▶ Aim of the exercise
Every line below that holds the string "JSON" should be copied out.

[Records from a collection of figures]
·····
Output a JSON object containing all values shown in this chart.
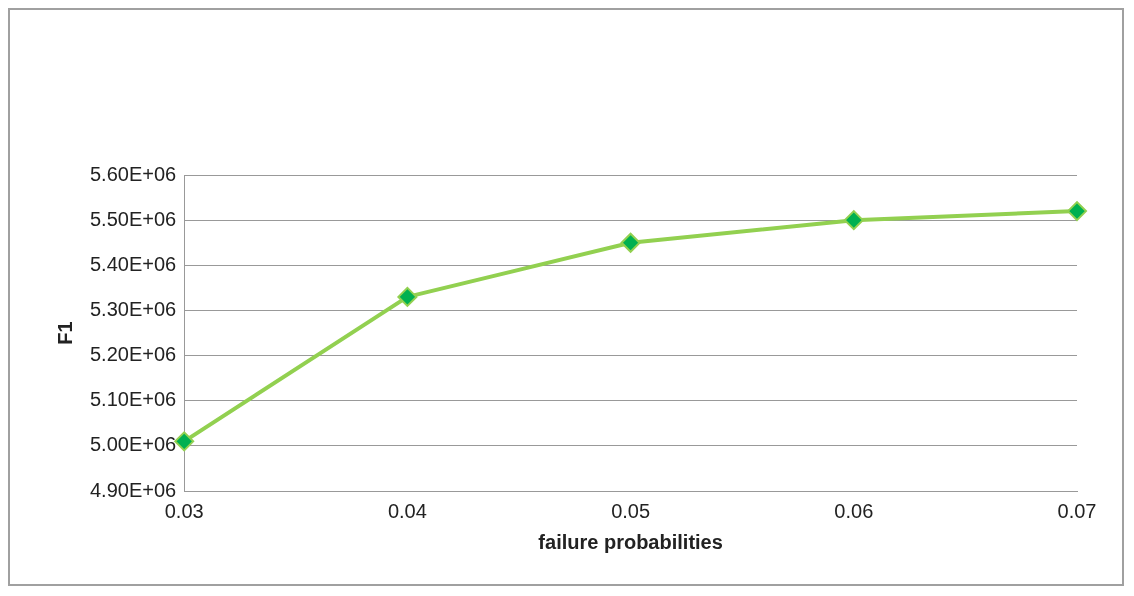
{
  "chart_data": {
    "type": "line",
    "xlabel": "failure probabilities",
    "ylabel": "F1",
    "categories": [
      "0.03",
      "0.04",
      "0.05",
      "0.06",
      "0.07"
    ],
    "series": [
      {
        "color": "#92d050",
        "values": [
          5010000,
          5330000,
          5450000,
          5500000,
          5520000
        ]
      }
    ],
    "ylim": [
      4900000,
      5600000
    ],
    "yticks": [
      {
        "value": 4900000,
        "label": "4.90E+06"
      },
      {
        "value": 5000000,
        "label": "5.00E+06"
      },
      {
        "value": 5100000,
        "label": "5.10E+06"
      },
      {
        "value": 5200000,
        "label": "5.20E+06"
      },
      {
        "value": 5300000,
        "label": "5.30E+06"
      },
      {
        "value": 5400000,
        "label": "5.40E+06"
      },
      {
        "value": 5500000,
        "label": "5.50E+06"
      },
      {
        "value": 5600000,
        "label": "5.60E+06"
      }
    ],
    "grid": "y",
    "legend": false,
    "marker": "diamond",
    "line_style": "solid"
  }
}
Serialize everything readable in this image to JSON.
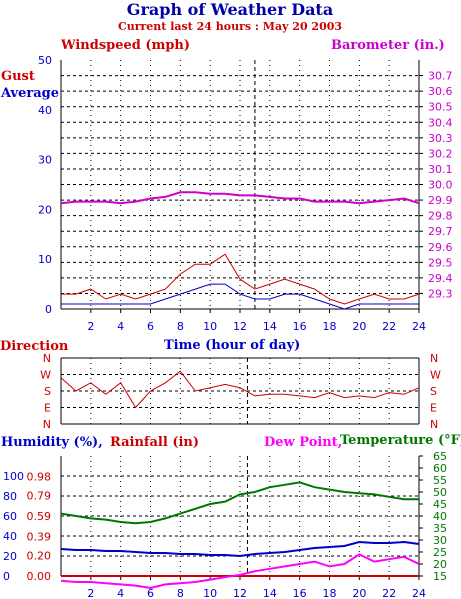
{
  "title": "Graph of Weather Data",
  "subtitle": "Current last 24 hours : May 20 2003",
  "colors": {
    "gust": "#cc0000",
    "average": "#0000cc",
    "barometer": "#cc00cc",
    "direction": "#cc0000",
    "humidity": "#0000cc",
    "rainfall": "#cc0000",
    "dewpoint": "#ff00ff",
    "temperature": "#007700",
    "axis_blue": "#0000cc"
  },
  "chart_data": [
    {
      "type": "line",
      "panel": "wind",
      "left_label": "Windspeed (mph)",
      "right_label": "Barometer (in.)",
      "legend": [
        "Gust",
        "Average"
      ],
      "xlabel": "Time (hour of day)",
      "xlim": [
        0,
        24
      ],
      "x_ticks": [
        "2",
        "4",
        "6",
        "8",
        "10",
        "12",
        "14",
        "16",
        "18",
        "20",
        "22",
        "24"
      ],
      "ylim_left": [
        0,
        50
      ],
      "y_ticks_left": [
        "0",
        "10",
        "20",
        "30",
        "40",
        "50"
      ],
      "ylim_right": [
        29.2,
        30.8
      ],
      "y_ticks_right": [
        "29.3",
        "29.4",
        "29.5",
        "29.6",
        "29.7",
        "29.8",
        "29.9",
        "30.0",
        "30.1",
        "30.2",
        "30.3",
        "30.4",
        "30.5",
        "30.6",
        "30.7"
      ],
      "grid": true,
      "marker_hour": 13,
      "series": [
        {
          "name": "Gust",
          "axis": "left",
          "x": [
            0,
            1,
            2,
            3,
            4,
            5,
            6,
            7,
            8,
            9,
            10,
            11,
            12,
            13,
            14,
            15,
            16,
            17,
            18,
            19,
            20,
            21,
            22,
            23,
            24
          ],
          "values": [
            3,
            3,
            4,
            2,
            3,
            2,
            3,
            4,
            7,
            9,
            9,
            11,
            6,
            4,
            5,
            6,
            5,
            4,
            2,
            1,
            2,
            3,
            2,
            2,
            3
          ]
        },
        {
          "name": "Average",
          "axis": "left",
          "x": [
            0,
            1,
            2,
            3,
            4,
            5,
            6,
            7,
            8,
            9,
            10,
            11,
            12,
            13,
            14,
            15,
            16,
            17,
            18,
            19,
            20,
            21,
            22,
            23,
            24
          ],
          "values": [
            1,
            1,
            1,
            1,
            1,
            1,
            1,
            2,
            3,
            4,
            5,
            5,
            3,
            2,
            2,
            3,
            3,
            2,
            1,
            0,
            1,
            1,
            1,
            1,
            1
          ]
        },
        {
          "name": "Barometer",
          "axis": "right",
          "x": [
            0,
            1,
            2,
            3,
            4,
            5,
            6,
            7,
            8,
            9,
            10,
            11,
            12,
            13,
            14,
            15,
            16,
            17,
            18,
            19,
            20,
            21,
            22,
            23,
            24
          ],
          "values": [
            29.88,
            29.89,
            29.89,
            29.89,
            29.88,
            29.89,
            29.91,
            29.92,
            29.95,
            29.95,
            29.94,
            29.94,
            29.93,
            29.93,
            29.92,
            29.91,
            29.91,
            29.89,
            29.89,
            29.89,
            29.88,
            29.89,
            29.9,
            29.91,
            29.88
          ]
        }
      ]
    },
    {
      "type": "line",
      "panel": "direction",
      "label": "Direction",
      "xlim": [
        0,
        24
      ],
      "y_categories": [
        "N",
        "W",
        "S",
        "E",
        "N"
      ],
      "series": [
        {
          "name": "Direction",
          "x": [
            0,
            1,
            2,
            3,
            4,
            5,
            6,
            7,
            8,
            9,
            10,
            11,
            12,
            13,
            14,
            15,
            16,
            17,
            18,
            19,
            20,
            21,
            22,
            23,
            24
          ],
          "values": [
            1.2,
            2,
            1.5,
            2.2,
            1.5,
            3,
            2,
            1.5,
            0.8,
            2,
            1.8,
            1.6,
            1.8,
            2.3,
            2.2,
            2.2,
            2.3,
            2.4,
            2.1,
            2.4,
            2.3,
            2.4,
            2.1,
            2.2,
            1.8
          ]
        }
      ]
    },
    {
      "type": "line",
      "panel": "humidity",
      "labels": [
        "Humidity (%),",
        "Rainfall (in)",
        "Dew Point,",
        "Temperature (°F)"
      ],
      "xlim": [
        0,
        24
      ],
      "x_ticks": [
        "2",
        "4",
        "6",
        "8",
        "10",
        "12",
        "14",
        "16",
        "18",
        "20",
        "22",
        "24"
      ],
      "ylim_humidity": [
        0,
        120
      ],
      "y_ticks_humidity": [
        "0",
        "20",
        "40",
        "60",
        "80",
        "100"
      ],
      "ylim_rainfall": [
        0,
        1.18
      ],
      "y_ticks_rainfall": [
        "0.00",
        "0.20",
        "0.39",
        "0.59",
        "0.79",
        "0.98"
      ],
      "ylim_temperature": [
        15,
        65
      ],
      "y_ticks_temperature": [
        "15",
        "20",
        "25",
        "30",
        "35",
        "40",
        "45",
        "50",
        "55",
        "60",
        "65"
      ],
      "grid": true,
      "series": [
        {
          "name": "Humidity",
          "axis": "humidity",
          "x": [
            0,
            1,
            2,
            3,
            4,
            5,
            6,
            7,
            8,
            9,
            10,
            11,
            12,
            13,
            14,
            15,
            16,
            17,
            18,
            19,
            20,
            21,
            22,
            23,
            24
          ],
          "values": [
            27,
            26,
            26,
            25,
            25,
            24,
            23,
            23,
            22,
            22,
            21,
            21,
            20,
            22,
            23,
            24,
            26,
            28,
            29,
            30,
            34,
            33,
            33,
            34,
            32
          ]
        },
        {
          "name": "Rainfall",
          "axis": "rainfall",
          "x": [
            0,
            1,
            2,
            3,
            4,
            5,
            6,
            7,
            8,
            9,
            10,
            11,
            12,
            13,
            14,
            15,
            16,
            17,
            18,
            19,
            20,
            21,
            22,
            23,
            24
          ],
          "values": [
            0,
            0,
            0,
            0,
            0,
            0,
            0,
            0,
            0,
            0,
            0,
            0,
            0,
            0,
            0,
            0,
            0,
            0,
            0,
            0,
            0,
            0,
            0,
            0,
            0
          ]
        },
        {
          "name": "Dew Point",
          "axis": "temperature",
          "x": [
            0,
            1,
            2,
            3,
            4,
            5,
            6,
            7,
            8,
            9,
            10,
            11,
            12,
            13,
            14,
            15,
            16,
            17,
            18,
            19,
            20,
            21,
            22,
            23,
            24
          ],
          "values": [
            13,
            12.5,
            12.5,
            12,
            11.5,
            11,
            10,
            11.5,
            12,
            12.5,
            13.5,
            14.5,
            15.5,
            17,
            18,
            19,
            20,
            21,
            19,
            20,
            24,
            21,
            22,
            23,
            20
          ]
        },
        {
          "name": "Temperature",
          "axis": "temperature",
          "x": [
            0,
            1,
            2,
            3,
            4,
            5,
            6,
            7,
            8,
            9,
            10,
            11,
            12,
            13,
            14,
            15,
            16,
            17,
            18,
            19,
            20,
            21,
            22,
            23,
            24
          ],
          "values": [
            41,
            40,
            39,
            38.5,
            37.5,
            37,
            37.5,
            39,
            41,
            43,
            45,
            46,
            49,
            50,
            52,
            53,
            54,
            52,
            51,
            50,
            49.5,
            49,
            48,
            47,
            47
          ]
        }
      ]
    }
  ]
}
·····
▶ Exercise result
Output a JSON object containing all values shown in this chart.
Serialize everything readable in this image to JSON.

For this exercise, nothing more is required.